### Problem to work on
Transcribe the listing verbatim. Do not carry over any pictures.

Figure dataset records
########################################

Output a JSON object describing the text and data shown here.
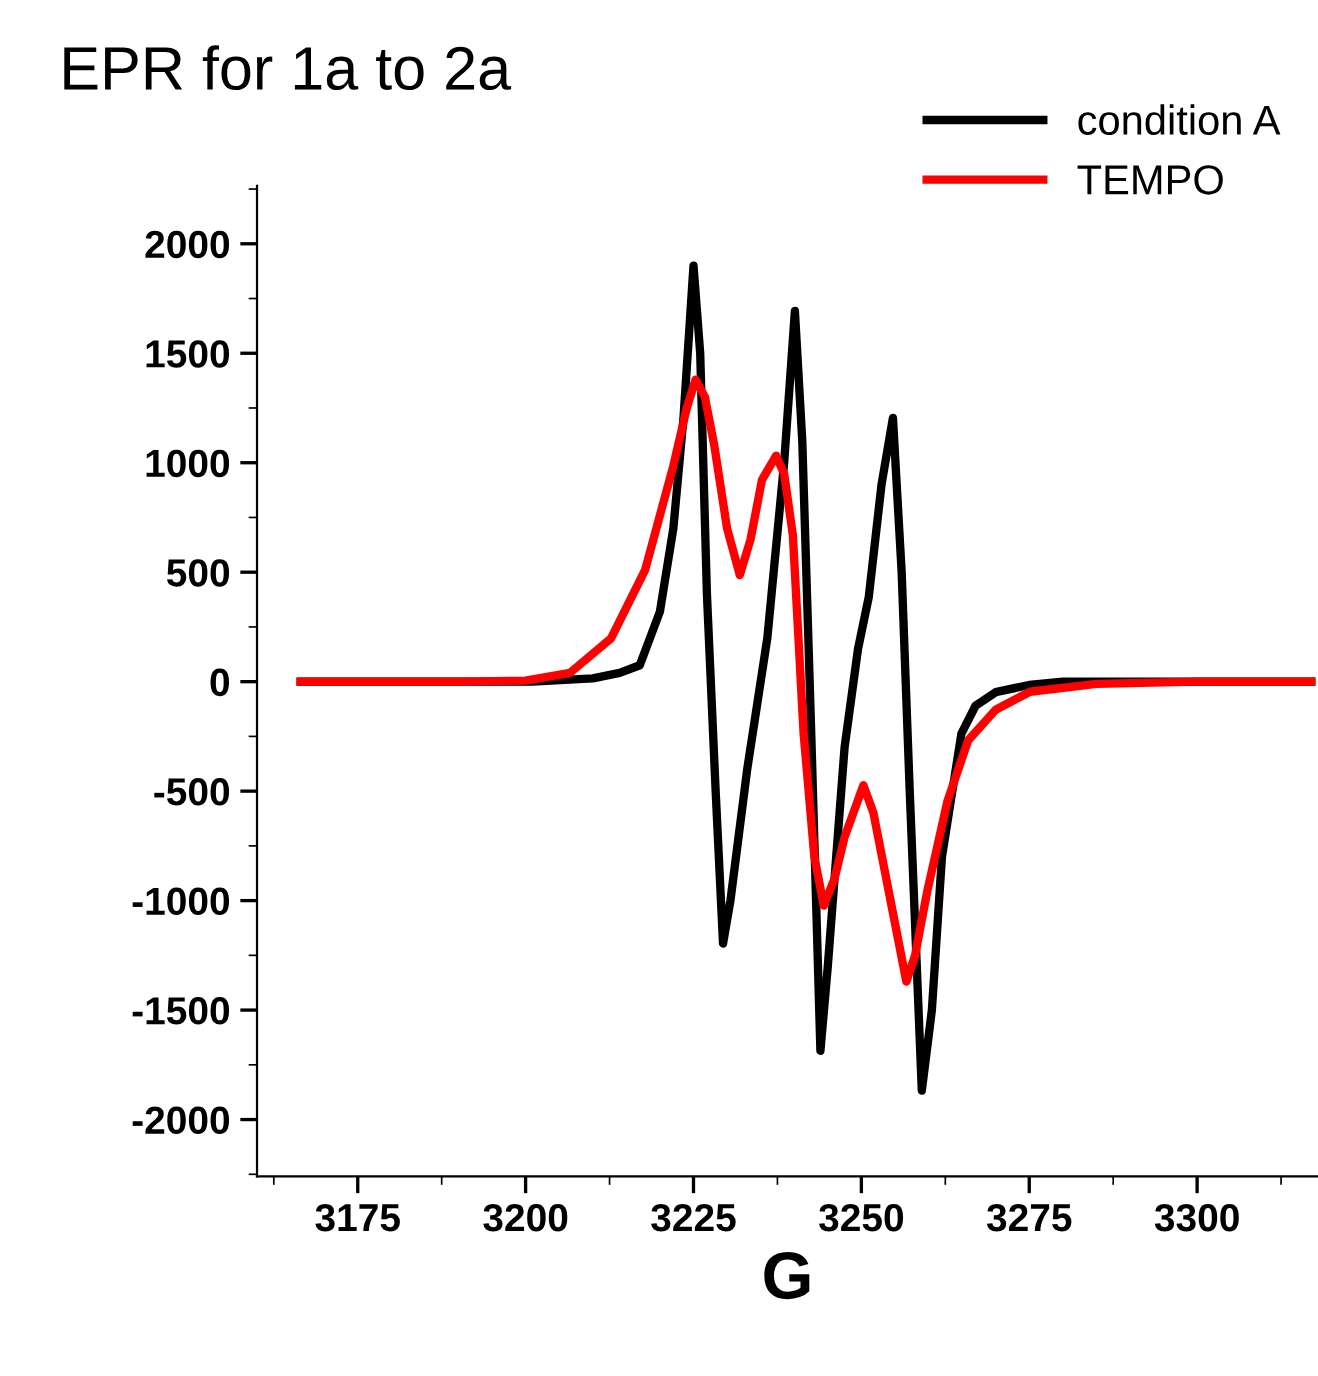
{
  "chart_data": {
    "type": "line",
    "title": "EPR for 1a to 2a",
    "xlabel": "G",
    "xlim": [
      3160,
      3318
    ],
    "xticks": [
      3175,
      3200,
      3225,
      3250,
      3275,
      3300
    ],
    "ylim": [
      -2260,
      2265
    ],
    "yticks": [
      -2000,
      -1500,
      -1000,
      -500,
      0,
      500,
      1000,
      1500,
      2000
    ],
    "grid": false,
    "legend": "top right",
    "line_style": "solid",
    "marker": "none",
    "series": [
      {
        "name": "condition A",
        "color": "#000000",
        "x": [
          3166.5,
          3190,
          3201,
          3210,
          3214,
          3217,
          3220,
          3222,
          3223.5,
          3225,
          3226,
          3227,
          3228.3,
          3229.4,
          3230.5,
          3233,
          3236,
          3238.5,
          3240.1,
          3241.2,
          3242.5,
          3243.9,
          3245,
          3247.5,
          3249.5,
          3251.1,
          3253,
          3254.7,
          3256,
          3257.2,
          3259,
          3260.5,
          3262,
          3264.9,
          3267,
          3270,
          3275,
          3280,
          3300,
          3317
        ],
        "values": [
          0,
          0,
          0,
          15,
          40,
          75,
          320,
          700,
          1200,
          1900,
          1500,
          400,
          -500,
          -1196,
          -1000,
          -400,
          200,
          1000,
          1693,
          1100,
          -200,
          -1686,
          -1300,
          -300,
          150,
          386,
          900,
          1205,
          500,
          -500,
          -1868,
          -1500,
          -800,
          -237,
          -110,
          -48,
          -15,
          0,
          0,
          0
        ]
      },
      {
        "name": "TEMPO",
        "color": "#ff0000",
        "x": [
          3166.5,
          3190,
          3200,
          3206.6,
          3212.7,
          3217.8,
          3222,
          3224,
          3225.3,
          3226.7,
          3228.1,
          3230,
          3231.9,
          3233.5,
          3235.2,
          3237.3,
          3238.5,
          3239.8,
          3241.4,
          3243,
          3244.4,
          3246,
          3247.5,
          3250.3,
          3251.8,
          3253.1,
          3254.7,
          3256.7,
          3258,
          3259.8,
          3262.8,
          3265.9,
          3270,
          3275.1,
          3285,
          3300,
          3317
        ],
        "values": [
          0,
          0,
          5,
          40,
          197,
          511,
          986,
          1250,
          1379,
          1300,
          1078,
          700,
          487,
          650,
          922,
          1032,
          950,
          669,
          -237,
          -800,
          -1023,
          -900,
          -710,
          -473,
          -600,
          -804,
          -1056,
          -1370,
          -1250,
          -959,
          -548,
          -268,
          -128,
          -46,
          -10,
          0,
          0
        ]
      }
    ]
  }
}
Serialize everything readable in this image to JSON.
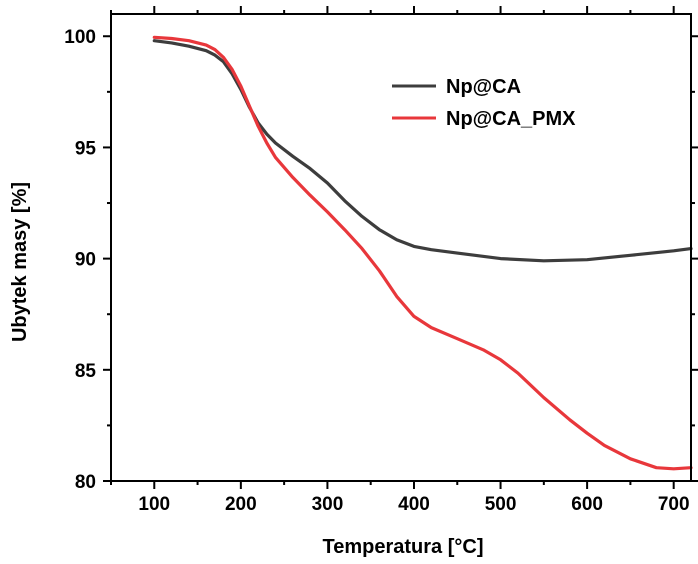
{
  "chart_data": {
    "type": "line",
    "title": "",
    "xlabel": "Temperatura [°C]",
    "ylabel": "Ubytek masy [%]",
    "xlim": [
      50,
      720
    ],
    "ylim": [
      80,
      101
    ],
    "x_ticks": [
      100,
      200,
      300,
      400,
      500,
      600,
      700
    ],
    "y_ticks": [
      80,
      85,
      90,
      95,
      100
    ],
    "x_tick_labels": [
      "100",
      "200",
      "300",
      "400",
      "500",
      "600",
      "700"
    ],
    "y_tick_labels": [
      "80",
      "85",
      "90",
      "95",
      "100"
    ],
    "grid": false,
    "legend_position": "top-right",
    "series": [
      {
        "name": "Np@CA",
        "color": "#3d3d3d",
        "x": [
          100,
          120,
          140,
          160,
          170,
          180,
          190,
          200,
          210,
          220,
          230,
          240,
          260,
          280,
          300,
          320,
          340,
          360,
          380,
          400,
          420,
          450,
          500,
          550,
          600,
          650,
          700,
          720
        ],
        "y": [
          99.8,
          99.7,
          99.55,
          99.35,
          99.15,
          98.85,
          98.3,
          97.6,
          96.8,
          96.1,
          95.6,
          95.2,
          94.6,
          94.05,
          93.4,
          92.6,
          91.9,
          91.3,
          90.85,
          90.55,
          90.4,
          90.25,
          90.0,
          89.9,
          89.95,
          90.15,
          90.35,
          90.45
        ]
      },
      {
        "name": "Np@CA_PMX",
        "color": "#e8373b",
        "x": [
          100,
          120,
          140,
          160,
          170,
          180,
          190,
          200,
          210,
          220,
          230,
          240,
          260,
          280,
          300,
          320,
          340,
          360,
          380,
          400,
          420,
          450,
          480,
          500,
          520,
          550,
          580,
          600,
          620,
          650,
          680,
          700,
          720
        ],
        "y": [
          99.95,
          99.9,
          99.8,
          99.6,
          99.4,
          99.05,
          98.5,
          97.75,
          96.85,
          95.95,
          95.2,
          94.55,
          93.65,
          92.85,
          92.1,
          91.3,
          90.45,
          89.45,
          88.3,
          87.4,
          86.9,
          86.4,
          85.9,
          85.45,
          84.85,
          83.75,
          82.75,
          82.15,
          81.6,
          81.0,
          80.6,
          80.55,
          80.6
        ]
      }
    ]
  }
}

########################################

### Correct answer
Output a JSON object describing the text and data shown here.
{
  "chart_data": {
    "type": "line",
    "title": "EPR for 1a to 2a",
    "xlabel": "G",
    "xlim": [
      3160,
      3318
    ],
    "xticks": [
      3175,
      3200,
      3225,
      3250,
      3275,
      3300
    ],
    "ylim": [
      -2260,
      2265
    ],
    "yticks": [
      -2000,
      -1500,
      -1000,
      -500,
      0,
      500,
      1000,
      1500,
      2000
    ],
    "grid": false,
    "legend": "top right",
    "line_style": "solid",
    "marker": "none",
    "series": [
      {
        "name": "condition A",
        "color": "#000000",
        "x": [
          3166.5,
          3190,
          3201,
          3210,
          3214,
          3217,
          3220,
          3222,
          3223.5,
          3225,
          3226,
          3227,
          3228.3,
          3229.4,
          3230.5,
          3233,
          3236,
          3238.5,
          3240.1,
          3241.2,
          3242.5,
          3243.9,
          3245,
          3247.5,
          3249.5,
          3251.1,
          3253,
          3254.7,
          3256,
          3257.2,
          3259,
          3260.5,
          3262,
          3264.9,
          3267,
          3270,
          3275,
          3280,
          3300,
          3317
        ],
        "values": [
          0,
          0,
          0,
          15,
          40,
          75,
          320,
          700,
          1200,
          1900,
          1500,
          400,
          -500,
          -1196,
          -1000,
          -400,
          200,
          1000,
          1693,
          1100,
          -200,
          -1686,
          -1300,
          -300,
          150,
          386,
          900,
          1205,
          500,
          -500,
          -1868,
          -1500,
          -800,
          -237,
          -110,
          -48,
          -15,
          0,
          0,
          0
        ]
      },
      {
        "name": "TEMPO",
        "color": "#ff0000",
        "x": [
          3166.5,
          3190,
          3200,
          3206.6,
          3212.7,
          3217.8,
          3222,
          3224,
          3225.3,
          3226.7,
          3228.1,
          3230,
          3231.9,
          3233.5,
          3235.2,
          3237.3,
          3238.5,
          3239.8,
          3241.4,
          3243,
          3244.4,
          3246,
          3247.5,
          3250.3,
          3251.8,
          3253.1,
          3254.7,
          3256.7,
          3258,
          3259.8,
          3262.8,
          3265.9,
          3270,
          3275.1,
          3285,
          3300,
          3317
        ],
        "values": [
          0,
          0,
          5,
          40,
          197,
          511,
          986,
          1250,
          1379,
          1300,
          1078,
          700,
          487,
          650,
          922,
          1032,
          950,
          669,
          -237,
          -800,
          -1023,
          -900,
          -710,
          -473,
          -600,
          -804,
          -1056,
          -1370,
          -1250,
          -959,
          -548,
          -268,
          -128,
          -46,
          -10,
          0,
          0
        ]
      }
    ]
  }
}
Serialize everything readable in this image to JSON.
{
  "chart_data": {
    "type": "line",
    "title": "",
    "xlabel": "Temperatura [°C]",
    "ylabel": "Ubytek masy [%]",
    "xlim": [
      50,
      720
    ],
    "ylim": [
      80,
      101
    ],
    "x_ticks": [
      100,
      200,
      300,
      400,
      500,
      600,
      700
    ],
    "y_ticks": [
      80,
      85,
      90,
      95,
      100
    ],
    "x_tick_labels": [
      "100",
      "200",
      "300",
      "400",
      "500",
      "600",
      "700"
    ],
    "y_tick_labels": [
      "80",
      "85",
      "90",
      "95",
      "100"
    ],
    "grid": false,
    "legend_position": "top-right",
    "series": [
      {
        "name": "Np@CA",
        "color": "#3d3d3d",
        "x": [
          100,
          120,
          140,
          160,
          170,
          180,
          190,
          200,
          210,
          220,
          230,
          240,
          260,
          280,
          300,
          320,
          340,
          360,
          380,
          400,
          420,
          450,
          500,
          550,
          600,
          650,
          700,
          720
        ],
        "y": [
          99.8,
          99.7,
          99.55,
          99.35,
          99.15,
          98.85,
          98.3,
          97.6,
          96.8,
          96.1,
          95.6,
          95.2,
          94.6,
          94.05,
          93.4,
          92.6,
          91.9,
          91.3,
          90.85,
          90.55,
          90.4,
          90.25,
          90.0,
          89.9,
          89.95,
          90.15,
          90.35,
          90.45
        ]
      },
      {
        "name": "Np@CA_PMX",
        "color": "#e8373b",
        "x": [
          100,
          120,
          140,
          160,
          170,
          180,
          190,
          200,
          210,
          220,
          230,
          240,
          260,
          280,
          300,
          320,
          340,
          360,
          380,
          400,
          420,
          450,
          480,
          500,
          520,
          550,
          580,
          600,
          620,
          650,
          680,
          700,
          720
        ],
        "y": [
          99.95,
          99.9,
          99.8,
          99.6,
          99.4,
          99.05,
          98.5,
          97.75,
          96.85,
          95.95,
          95.2,
          94.55,
          93.65,
          92.85,
          92.1,
          91.3,
          90.45,
          89.45,
          88.3,
          87.4,
          86.9,
          86.4,
          85.9,
          85.45,
          84.85,
          83.75,
          82.75,
          82.15,
          81.6,
          81.0,
          80.6,
          80.55,
          80.6
        ]
      }
    ]
  }
}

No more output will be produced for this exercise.